Rows from a dataset:
───

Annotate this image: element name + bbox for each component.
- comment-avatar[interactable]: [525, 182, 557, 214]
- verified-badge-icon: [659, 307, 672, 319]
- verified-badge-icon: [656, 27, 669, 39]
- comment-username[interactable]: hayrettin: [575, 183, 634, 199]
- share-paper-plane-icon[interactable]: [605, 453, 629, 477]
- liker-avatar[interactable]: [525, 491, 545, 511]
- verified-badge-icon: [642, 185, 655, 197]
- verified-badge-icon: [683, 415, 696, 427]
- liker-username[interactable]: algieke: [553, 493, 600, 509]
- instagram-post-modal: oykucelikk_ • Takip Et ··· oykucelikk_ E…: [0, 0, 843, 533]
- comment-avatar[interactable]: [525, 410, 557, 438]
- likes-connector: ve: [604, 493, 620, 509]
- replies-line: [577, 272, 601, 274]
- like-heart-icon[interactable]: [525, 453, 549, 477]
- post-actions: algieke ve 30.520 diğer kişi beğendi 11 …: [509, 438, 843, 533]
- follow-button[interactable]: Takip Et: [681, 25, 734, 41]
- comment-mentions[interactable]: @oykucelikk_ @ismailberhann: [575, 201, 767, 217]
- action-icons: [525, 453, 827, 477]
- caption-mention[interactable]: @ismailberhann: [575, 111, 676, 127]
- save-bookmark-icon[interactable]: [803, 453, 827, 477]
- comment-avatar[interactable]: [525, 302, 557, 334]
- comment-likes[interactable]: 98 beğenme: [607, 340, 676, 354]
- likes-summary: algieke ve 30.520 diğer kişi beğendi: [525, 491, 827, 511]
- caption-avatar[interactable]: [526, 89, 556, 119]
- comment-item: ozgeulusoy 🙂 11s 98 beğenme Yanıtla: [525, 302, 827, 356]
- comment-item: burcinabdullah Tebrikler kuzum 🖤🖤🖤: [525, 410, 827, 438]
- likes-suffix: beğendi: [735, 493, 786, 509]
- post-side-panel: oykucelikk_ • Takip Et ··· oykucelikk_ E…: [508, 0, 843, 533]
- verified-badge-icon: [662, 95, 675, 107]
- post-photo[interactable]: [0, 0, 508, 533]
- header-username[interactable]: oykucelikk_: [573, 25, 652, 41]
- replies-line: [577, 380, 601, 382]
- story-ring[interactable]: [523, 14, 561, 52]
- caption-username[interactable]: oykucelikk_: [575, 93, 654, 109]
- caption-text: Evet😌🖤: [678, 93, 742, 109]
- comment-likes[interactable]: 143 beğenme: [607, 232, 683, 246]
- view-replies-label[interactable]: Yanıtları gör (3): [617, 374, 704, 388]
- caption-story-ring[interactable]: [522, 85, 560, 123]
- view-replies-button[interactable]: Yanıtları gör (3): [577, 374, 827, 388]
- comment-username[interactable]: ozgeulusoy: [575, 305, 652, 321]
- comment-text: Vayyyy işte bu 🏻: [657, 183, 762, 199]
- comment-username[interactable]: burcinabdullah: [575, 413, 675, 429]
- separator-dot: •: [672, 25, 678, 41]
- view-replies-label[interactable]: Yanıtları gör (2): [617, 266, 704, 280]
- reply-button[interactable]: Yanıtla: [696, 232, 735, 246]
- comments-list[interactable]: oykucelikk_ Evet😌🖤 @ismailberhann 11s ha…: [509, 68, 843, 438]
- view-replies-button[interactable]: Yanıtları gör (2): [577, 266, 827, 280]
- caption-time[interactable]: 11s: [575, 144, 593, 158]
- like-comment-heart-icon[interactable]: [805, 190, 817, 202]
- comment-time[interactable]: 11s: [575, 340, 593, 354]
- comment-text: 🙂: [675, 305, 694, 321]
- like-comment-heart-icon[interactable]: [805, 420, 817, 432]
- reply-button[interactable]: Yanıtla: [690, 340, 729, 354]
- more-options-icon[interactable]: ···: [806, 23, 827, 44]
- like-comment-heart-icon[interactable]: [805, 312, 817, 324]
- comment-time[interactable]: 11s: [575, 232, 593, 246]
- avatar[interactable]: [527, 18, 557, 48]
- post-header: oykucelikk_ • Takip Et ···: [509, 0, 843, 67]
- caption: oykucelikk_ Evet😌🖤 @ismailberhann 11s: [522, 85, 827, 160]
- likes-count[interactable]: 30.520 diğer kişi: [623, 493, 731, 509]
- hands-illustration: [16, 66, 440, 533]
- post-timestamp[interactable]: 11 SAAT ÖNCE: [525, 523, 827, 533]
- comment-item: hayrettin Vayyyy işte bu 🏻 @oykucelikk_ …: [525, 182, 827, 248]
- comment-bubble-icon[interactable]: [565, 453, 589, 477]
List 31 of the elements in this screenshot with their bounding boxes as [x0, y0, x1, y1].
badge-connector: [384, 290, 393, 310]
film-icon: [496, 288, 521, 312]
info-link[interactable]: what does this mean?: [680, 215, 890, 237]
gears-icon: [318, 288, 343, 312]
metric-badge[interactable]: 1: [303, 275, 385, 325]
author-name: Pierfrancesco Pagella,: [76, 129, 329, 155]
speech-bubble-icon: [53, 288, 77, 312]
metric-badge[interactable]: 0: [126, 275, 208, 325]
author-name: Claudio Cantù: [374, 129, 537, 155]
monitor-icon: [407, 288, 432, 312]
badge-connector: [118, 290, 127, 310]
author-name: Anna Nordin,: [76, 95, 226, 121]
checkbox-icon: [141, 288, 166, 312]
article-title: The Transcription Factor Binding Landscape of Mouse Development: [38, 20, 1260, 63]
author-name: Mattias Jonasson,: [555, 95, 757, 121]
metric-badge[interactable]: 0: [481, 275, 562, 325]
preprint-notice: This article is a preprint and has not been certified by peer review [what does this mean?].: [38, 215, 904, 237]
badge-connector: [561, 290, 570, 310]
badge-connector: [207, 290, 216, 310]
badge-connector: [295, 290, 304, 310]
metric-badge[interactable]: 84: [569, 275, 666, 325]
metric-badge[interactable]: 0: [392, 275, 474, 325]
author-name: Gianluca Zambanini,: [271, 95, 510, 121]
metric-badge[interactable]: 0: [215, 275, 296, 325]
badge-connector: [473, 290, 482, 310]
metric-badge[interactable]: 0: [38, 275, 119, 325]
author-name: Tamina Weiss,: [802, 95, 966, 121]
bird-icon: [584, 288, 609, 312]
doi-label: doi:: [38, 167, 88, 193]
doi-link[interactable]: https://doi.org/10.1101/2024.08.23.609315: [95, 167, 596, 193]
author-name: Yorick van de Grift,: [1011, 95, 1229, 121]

───

> **Instructions to follow**
Reproduce every line of the records above verbatim, in the same order, with no changes.

> **Written answer**
Annotate this image: element name + bbox for each component.
- comment-avatar[interactable]: [525, 182, 557, 214]
- verified-badge-icon: [659, 307, 672, 319]
- verified-badge-icon: [656, 27, 669, 39]
- comment-username[interactable]: hayrettin: [575, 183, 634, 199]
- share-paper-plane-icon[interactable]: [605, 453, 629, 477]
- liker-avatar[interactable]: [525, 491, 545, 511]
- verified-badge-icon: [642, 185, 655, 197]
- verified-badge-icon: [683, 415, 696, 427]
- liker-username[interactable]: algieke: [553, 493, 600, 509]
- instagram-post-modal: oykucelikk_ • Takip Et ··· oykucelikk_ E…: [0, 0, 843, 533]
- comment-avatar[interactable]: [525, 410, 557, 438]
- likes-connector: ve: [604, 493, 620, 509]
- replies-line: [577, 272, 601, 274]
- like-heart-icon[interactable]: [525, 453, 549, 477]
- post-actions: algieke ve 30.520 diğer kişi beğendi 11 …: [509, 438, 843, 533]
- follow-button[interactable]: Takip Et: [681, 25, 734, 41]
- comment-mentions[interactable]: @oykucelikk_ @ismailberhann: [575, 201, 767, 217]
- action-icons: [525, 453, 827, 477]
- caption-mention[interactable]: @ismailberhann: [575, 111, 676, 127]
- save-bookmark-icon[interactable]: [803, 453, 827, 477]
- comment-avatar[interactable]: [525, 302, 557, 334]
- comment-likes[interactable]: 98 beğenme: [607, 340, 676, 354]
- likes-summary: algieke ve 30.520 diğer kişi beğendi: [525, 491, 827, 511]
- caption-avatar[interactable]: [526, 89, 556, 119]
- comment-item: ozgeulusoy 🙂 11s 98 beğenme Yanıtla: [525, 302, 827, 356]
- comment-item: burcinabdullah Tebrikler kuzum 🖤🖤🖤: [525, 410, 827, 438]
- likes-suffix: beğendi: [735, 493, 786, 509]
- post-side-panel: oykucelikk_ • Takip Et ··· oykucelikk_ E…: [508, 0, 843, 533]
- verified-badge-icon: [662, 95, 675, 107]
- post-photo[interactable]: [0, 0, 508, 533]
- header-username[interactable]: oykucelikk_: [573, 25, 652, 41]
- replies-line: [577, 380, 601, 382]
- story-ring[interactable]: [523, 14, 561, 52]
- caption-username[interactable]: oykucelikk_: [575, 93, 654, 109]
- caption-text: Evet😌🖤: [678, 93, 742, 109]
- comment-likes[interactable]: 143 beğenme: [607, 232, 683, 246]
- view-replies-label[interactable]: Yanıtları gör (3): [617, 374, 704, 388]
- caption-story-ring[interactable]: [522, 85, 560, 123]
- view-replies-button[interactable]: Yanıtları gör (3): [577, 374, 827, 388]
- comment-username[interactable]: ozgeulusoy: [575, 305, 652, 321]
- comment-text: Vayyyy işte bu 🏻: [657, 183, 762, 199]
- comment-username[interactable]: burcinabdullah: [575, 413, 675, 429]
- separator-dot: •: [672, 25, 678, 41]
- view-replies-label[interactable]: Yanıtları gör (2): [617, 266, 704, 280]
- reply-button[interactable]: Yanıtla: [696, 232, 735, 246]
- comments-list[interactable]: oykucelikk_ Evet😌🖤 @ismailberhann 11s ha…: [509, 68, 843, 438]
- view-replies-button[interactable]: Yanıtları gör (2): [577, 266, 827, 280]
- caption-time[interactable]: 11s: [575, 144, 593, 158]
- like-comment-heart-icon[interactable]: [805, 190, 817, 202]
- comment-time[interactable]: 11s: [575, 340, 593, 354]
- comment-text: 🙂: [675, 305, 694, 321]
- like-comment-heart-icon[interactable]: [805, 420, 817, 432]
- reply-button[interactable]: Yanıtla: [690, 340, 729, 354]
- more-options-icon[interactable]: ···: [806, 23, 827, 44]
- like-comment-heart-icon[interactable]: [805, 312, 817, 324]
- comment-time[interactable]: 11s: [575, 232, 593, 246]
- avatar[interactable]: [527, 18, 557, 48]
- post-header: oykucelikk_ • Takip Et ···: [509, 0, 843, 67]
- caption: oykucelikk_ Evet😌🖤 @ismailberhann 11s: [522, 85, 827, 160]
- likes-count[interactable]: 30.520 diğer kişi: [623, 493, 731, 509]
- hands-illustration: [16, 66, 440, 533]
- post-timestamp[interactable]: 11 SAAT ÖNCE: [525, 523, 827, 533]
- comment-item: hayrettin Vayyyy işte bu 🏻 @oykucelikk_ …: [525, 182, 827, 248]
- comment-bubble-icon[interactable]: [565, 453, 589, 477]
List 31 of the elements in this screenshot with their bounding boxes as [x0, y0, x1, y1].
badge-connector: [384, 290, 393, 310]
film-icon: [496, 288, 521, 312]
info-link[interactable]: what does this mean?: [680, 215, 890, 237]
gears-icon: [318, 288, 343, 312]
metric-badge[interactable]: 1: [303, 275, 385, 325]
author-name: Pierfrancesco Pagella,: [76, 129, 329, 155]
speech-bubble-icon: [53, 288, 77, 312]
metric-badge[interactable]: 0: [126, 275, 208, 325]
author-name: Claudio Cantù: [374, 129, 537, 155]
monitor-icon: [407, 288, 432, 312]
badge-connector: [118, 290, 127, 310]
author-name: Anna Nordin,: [76, 95, 226, 121]
checkbox-icon: [141, 288, 166, 312]
article-title: The Transcription Factor Binding Landscape of Mouse Development: [38, 20, 1260, 63]
author-name: Mattias Jonasson,: [555, 95, 757, 121]
metric-badge[interactable]: 0: [481, 275, 562, 325]
preprint-notice: This article is a preprint and has not been certified by peer review [what does this mean?].: [38, 215, 904, 237]
badge-connector: [561, 290, 570, 310]
badge-connector: [207, 290, 216, 310]
badge-connector: [295, 290, 304, 310]
metric-badge[interactable]: 84: [569, 275, 666, 325]
metric-badge[interactable]: 0: [392, 275, 474, 325]
author-name: Gianluca Zambanini,: [271, 95, 510, 121]
metric-badge[interactable]: 0: [215, 275, 296, 325]
badge-connector: [473, 290, 482, 310]
metric-badge[interactable]: 0: [38, 275, 119, 325]
author-name: Tamina Weiss,: [802, 95, 966, 121]
bird-icon: [584, 288, 609, 312]
doi-label: doi:: [38, 167, 88, 193]
doi-link[interactable]: https://doi.org/10.1101/2024.08.23.609315: [95, 167, 596, 193]
author-name: Yorick van de Grift,: [1011, 95, 1229, 121]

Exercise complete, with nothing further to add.